Data extracted from a collection
════════════════════
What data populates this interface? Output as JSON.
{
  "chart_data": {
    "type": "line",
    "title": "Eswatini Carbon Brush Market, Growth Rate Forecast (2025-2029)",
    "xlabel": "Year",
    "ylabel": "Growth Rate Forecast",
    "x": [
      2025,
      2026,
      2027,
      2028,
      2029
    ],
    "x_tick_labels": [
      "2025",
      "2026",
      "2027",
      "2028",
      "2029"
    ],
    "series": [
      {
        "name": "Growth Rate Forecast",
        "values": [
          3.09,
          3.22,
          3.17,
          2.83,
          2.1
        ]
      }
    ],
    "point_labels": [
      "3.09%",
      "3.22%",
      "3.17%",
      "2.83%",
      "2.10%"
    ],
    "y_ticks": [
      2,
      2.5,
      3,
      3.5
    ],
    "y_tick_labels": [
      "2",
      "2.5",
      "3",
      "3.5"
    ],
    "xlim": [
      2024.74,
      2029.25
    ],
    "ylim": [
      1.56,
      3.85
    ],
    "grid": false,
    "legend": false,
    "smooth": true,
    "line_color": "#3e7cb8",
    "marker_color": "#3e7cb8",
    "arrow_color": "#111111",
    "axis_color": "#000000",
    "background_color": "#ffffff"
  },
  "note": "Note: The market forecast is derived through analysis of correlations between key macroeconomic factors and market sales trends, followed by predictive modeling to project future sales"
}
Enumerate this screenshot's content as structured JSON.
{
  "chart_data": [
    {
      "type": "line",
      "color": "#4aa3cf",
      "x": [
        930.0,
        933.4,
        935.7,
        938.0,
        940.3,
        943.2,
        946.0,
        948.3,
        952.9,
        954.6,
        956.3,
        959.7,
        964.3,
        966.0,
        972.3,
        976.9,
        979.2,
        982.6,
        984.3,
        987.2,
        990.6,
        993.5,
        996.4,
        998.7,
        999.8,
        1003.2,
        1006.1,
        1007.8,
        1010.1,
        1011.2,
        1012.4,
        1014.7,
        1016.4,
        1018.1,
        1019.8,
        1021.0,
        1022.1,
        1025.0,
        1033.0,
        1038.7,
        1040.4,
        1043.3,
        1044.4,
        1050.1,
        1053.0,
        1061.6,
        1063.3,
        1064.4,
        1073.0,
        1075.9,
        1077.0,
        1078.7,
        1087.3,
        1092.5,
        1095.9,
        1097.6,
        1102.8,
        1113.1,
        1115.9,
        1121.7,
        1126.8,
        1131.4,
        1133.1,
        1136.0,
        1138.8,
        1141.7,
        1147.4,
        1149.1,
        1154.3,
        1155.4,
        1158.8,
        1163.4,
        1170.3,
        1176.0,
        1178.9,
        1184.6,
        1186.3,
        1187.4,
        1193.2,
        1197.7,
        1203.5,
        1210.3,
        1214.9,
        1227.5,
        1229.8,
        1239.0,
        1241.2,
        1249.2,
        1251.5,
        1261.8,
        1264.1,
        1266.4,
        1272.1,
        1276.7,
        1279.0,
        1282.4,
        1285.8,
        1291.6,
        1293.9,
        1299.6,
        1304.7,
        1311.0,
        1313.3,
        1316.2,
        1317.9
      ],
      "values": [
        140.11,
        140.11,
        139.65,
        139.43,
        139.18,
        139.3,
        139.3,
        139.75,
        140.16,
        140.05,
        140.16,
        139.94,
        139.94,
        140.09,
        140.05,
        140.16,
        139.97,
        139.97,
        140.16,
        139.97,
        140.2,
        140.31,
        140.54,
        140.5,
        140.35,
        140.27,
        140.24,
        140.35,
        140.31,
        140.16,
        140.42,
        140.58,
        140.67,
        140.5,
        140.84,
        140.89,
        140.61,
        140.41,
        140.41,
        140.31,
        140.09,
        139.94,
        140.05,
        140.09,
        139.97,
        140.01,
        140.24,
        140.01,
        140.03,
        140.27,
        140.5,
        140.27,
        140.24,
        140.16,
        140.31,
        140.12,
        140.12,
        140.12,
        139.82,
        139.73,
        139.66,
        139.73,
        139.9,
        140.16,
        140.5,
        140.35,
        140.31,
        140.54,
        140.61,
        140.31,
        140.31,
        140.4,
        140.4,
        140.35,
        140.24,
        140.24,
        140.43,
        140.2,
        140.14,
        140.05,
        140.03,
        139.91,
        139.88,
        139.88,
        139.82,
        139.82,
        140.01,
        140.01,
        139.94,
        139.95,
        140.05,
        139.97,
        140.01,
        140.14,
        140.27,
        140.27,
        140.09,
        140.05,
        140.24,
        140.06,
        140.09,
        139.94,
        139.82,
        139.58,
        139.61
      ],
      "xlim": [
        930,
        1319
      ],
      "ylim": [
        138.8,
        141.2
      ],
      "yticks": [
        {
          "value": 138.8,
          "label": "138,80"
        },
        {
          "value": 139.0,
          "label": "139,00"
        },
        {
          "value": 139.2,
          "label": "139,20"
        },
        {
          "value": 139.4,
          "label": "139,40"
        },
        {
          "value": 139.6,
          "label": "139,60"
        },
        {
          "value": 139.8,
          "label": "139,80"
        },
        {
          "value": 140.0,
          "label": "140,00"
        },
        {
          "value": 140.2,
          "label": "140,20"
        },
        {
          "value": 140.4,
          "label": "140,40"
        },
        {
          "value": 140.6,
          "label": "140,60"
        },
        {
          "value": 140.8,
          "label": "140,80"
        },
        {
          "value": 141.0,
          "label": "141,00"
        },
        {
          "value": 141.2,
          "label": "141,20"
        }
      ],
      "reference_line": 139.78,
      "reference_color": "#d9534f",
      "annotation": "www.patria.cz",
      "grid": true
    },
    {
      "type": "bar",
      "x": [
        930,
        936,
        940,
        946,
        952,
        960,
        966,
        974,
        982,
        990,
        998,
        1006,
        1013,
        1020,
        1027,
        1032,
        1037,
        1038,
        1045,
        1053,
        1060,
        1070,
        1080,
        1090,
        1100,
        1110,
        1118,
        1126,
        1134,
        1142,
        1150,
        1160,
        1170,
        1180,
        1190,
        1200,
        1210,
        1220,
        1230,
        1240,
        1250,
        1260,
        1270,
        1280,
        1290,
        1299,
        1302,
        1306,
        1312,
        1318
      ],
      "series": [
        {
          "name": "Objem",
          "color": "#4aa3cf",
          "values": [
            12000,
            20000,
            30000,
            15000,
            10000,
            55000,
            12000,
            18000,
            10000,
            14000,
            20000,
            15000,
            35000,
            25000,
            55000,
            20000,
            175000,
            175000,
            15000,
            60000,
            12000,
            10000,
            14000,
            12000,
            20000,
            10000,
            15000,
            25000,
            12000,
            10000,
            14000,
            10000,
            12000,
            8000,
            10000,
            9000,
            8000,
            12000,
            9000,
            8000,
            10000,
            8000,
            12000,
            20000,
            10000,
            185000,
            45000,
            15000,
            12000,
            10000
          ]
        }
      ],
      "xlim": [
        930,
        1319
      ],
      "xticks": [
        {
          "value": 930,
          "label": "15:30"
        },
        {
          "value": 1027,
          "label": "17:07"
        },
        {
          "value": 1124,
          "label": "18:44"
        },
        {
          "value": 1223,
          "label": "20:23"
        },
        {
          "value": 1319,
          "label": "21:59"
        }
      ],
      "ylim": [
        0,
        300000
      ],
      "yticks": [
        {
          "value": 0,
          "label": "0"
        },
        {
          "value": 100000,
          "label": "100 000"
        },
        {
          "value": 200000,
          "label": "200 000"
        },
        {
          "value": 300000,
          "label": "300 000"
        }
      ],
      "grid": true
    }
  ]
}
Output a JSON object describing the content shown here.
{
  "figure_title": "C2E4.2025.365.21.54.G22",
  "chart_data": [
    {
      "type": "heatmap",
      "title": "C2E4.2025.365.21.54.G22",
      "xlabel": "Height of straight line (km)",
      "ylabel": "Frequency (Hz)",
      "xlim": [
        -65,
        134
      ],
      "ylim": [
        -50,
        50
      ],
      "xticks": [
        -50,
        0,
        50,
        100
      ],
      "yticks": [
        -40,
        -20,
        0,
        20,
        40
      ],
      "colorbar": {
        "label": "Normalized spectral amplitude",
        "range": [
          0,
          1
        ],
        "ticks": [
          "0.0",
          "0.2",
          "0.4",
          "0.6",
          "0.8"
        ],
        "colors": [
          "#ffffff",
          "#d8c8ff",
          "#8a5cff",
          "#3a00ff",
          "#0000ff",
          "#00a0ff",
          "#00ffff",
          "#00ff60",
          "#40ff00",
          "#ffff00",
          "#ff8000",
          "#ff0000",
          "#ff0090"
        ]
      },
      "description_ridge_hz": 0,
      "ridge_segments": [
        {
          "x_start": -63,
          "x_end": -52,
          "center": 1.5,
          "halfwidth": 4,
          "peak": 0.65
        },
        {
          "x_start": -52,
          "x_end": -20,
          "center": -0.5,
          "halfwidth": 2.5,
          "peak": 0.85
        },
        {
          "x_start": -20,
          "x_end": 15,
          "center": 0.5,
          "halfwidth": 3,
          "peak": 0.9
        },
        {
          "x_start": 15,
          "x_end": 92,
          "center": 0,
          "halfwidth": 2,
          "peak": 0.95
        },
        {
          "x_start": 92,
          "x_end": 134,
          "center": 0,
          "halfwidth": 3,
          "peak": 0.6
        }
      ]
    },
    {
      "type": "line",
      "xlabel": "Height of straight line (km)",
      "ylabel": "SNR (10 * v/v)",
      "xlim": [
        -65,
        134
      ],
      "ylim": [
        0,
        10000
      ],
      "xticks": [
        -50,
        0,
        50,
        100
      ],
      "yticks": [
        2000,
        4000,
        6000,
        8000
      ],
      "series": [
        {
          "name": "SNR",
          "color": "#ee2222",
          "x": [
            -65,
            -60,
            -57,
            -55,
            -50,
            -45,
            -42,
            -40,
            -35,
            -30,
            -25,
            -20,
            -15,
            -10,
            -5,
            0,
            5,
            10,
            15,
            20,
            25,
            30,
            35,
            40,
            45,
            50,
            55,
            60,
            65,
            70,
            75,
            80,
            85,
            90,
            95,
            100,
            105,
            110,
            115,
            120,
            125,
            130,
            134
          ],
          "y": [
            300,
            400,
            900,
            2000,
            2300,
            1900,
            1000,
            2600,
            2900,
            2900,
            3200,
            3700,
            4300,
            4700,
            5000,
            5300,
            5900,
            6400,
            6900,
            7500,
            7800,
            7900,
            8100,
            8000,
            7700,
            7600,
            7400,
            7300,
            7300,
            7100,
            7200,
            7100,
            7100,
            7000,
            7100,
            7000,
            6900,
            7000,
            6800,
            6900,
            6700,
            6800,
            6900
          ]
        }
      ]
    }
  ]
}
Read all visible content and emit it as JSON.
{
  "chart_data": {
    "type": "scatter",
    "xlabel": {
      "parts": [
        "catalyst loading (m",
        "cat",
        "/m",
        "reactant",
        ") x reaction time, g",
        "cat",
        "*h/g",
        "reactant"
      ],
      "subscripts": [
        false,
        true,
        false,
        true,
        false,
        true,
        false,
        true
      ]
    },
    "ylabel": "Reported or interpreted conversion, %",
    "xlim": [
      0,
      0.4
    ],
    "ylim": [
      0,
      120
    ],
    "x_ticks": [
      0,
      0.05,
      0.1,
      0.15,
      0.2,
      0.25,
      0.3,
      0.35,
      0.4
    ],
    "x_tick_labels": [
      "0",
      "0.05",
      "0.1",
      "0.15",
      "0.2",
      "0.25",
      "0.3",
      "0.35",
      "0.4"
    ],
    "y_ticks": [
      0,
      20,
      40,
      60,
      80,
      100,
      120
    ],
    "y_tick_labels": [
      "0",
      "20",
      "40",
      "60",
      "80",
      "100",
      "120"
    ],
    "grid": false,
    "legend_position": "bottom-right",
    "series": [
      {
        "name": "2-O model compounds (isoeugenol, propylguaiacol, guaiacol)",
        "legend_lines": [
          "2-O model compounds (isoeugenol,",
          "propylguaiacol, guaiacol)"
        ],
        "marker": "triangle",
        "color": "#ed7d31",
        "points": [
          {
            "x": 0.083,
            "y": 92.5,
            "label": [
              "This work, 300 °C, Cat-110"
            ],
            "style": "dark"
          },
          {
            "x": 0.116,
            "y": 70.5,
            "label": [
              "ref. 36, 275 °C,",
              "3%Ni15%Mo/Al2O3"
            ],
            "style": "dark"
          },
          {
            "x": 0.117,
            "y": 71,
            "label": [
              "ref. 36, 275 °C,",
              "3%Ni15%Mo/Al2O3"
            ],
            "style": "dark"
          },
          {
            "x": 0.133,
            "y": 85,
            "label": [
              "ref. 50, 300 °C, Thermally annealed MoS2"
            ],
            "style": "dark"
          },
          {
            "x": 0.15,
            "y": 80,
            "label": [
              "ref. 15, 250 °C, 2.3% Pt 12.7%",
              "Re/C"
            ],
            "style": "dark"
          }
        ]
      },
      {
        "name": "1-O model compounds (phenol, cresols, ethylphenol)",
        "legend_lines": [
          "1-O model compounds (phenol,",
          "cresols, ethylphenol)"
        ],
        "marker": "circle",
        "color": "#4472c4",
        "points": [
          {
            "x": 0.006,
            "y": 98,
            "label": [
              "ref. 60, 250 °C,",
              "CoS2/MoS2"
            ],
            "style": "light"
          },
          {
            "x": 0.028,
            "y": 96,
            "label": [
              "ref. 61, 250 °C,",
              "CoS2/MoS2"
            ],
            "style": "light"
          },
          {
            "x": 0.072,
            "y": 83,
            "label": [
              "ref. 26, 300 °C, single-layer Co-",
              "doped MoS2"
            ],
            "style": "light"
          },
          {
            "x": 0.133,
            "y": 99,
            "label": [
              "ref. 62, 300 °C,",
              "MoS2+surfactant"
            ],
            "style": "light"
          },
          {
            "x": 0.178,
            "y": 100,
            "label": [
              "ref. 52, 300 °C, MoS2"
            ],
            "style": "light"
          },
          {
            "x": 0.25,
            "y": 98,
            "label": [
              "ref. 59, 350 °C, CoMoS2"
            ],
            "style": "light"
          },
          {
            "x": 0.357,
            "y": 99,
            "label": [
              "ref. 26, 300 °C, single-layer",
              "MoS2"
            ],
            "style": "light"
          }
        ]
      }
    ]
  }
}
════════════════════
AIM OF THE EXERCISE:
Scan the lines for the string "isoeugenol". Copy out each line that matches.

TASK RESPONSE:
        "name": "2-O model compounds (isoeugenol, propylguaiacol, guaiacol)",
          "2-O model compounds (isoeugenol,",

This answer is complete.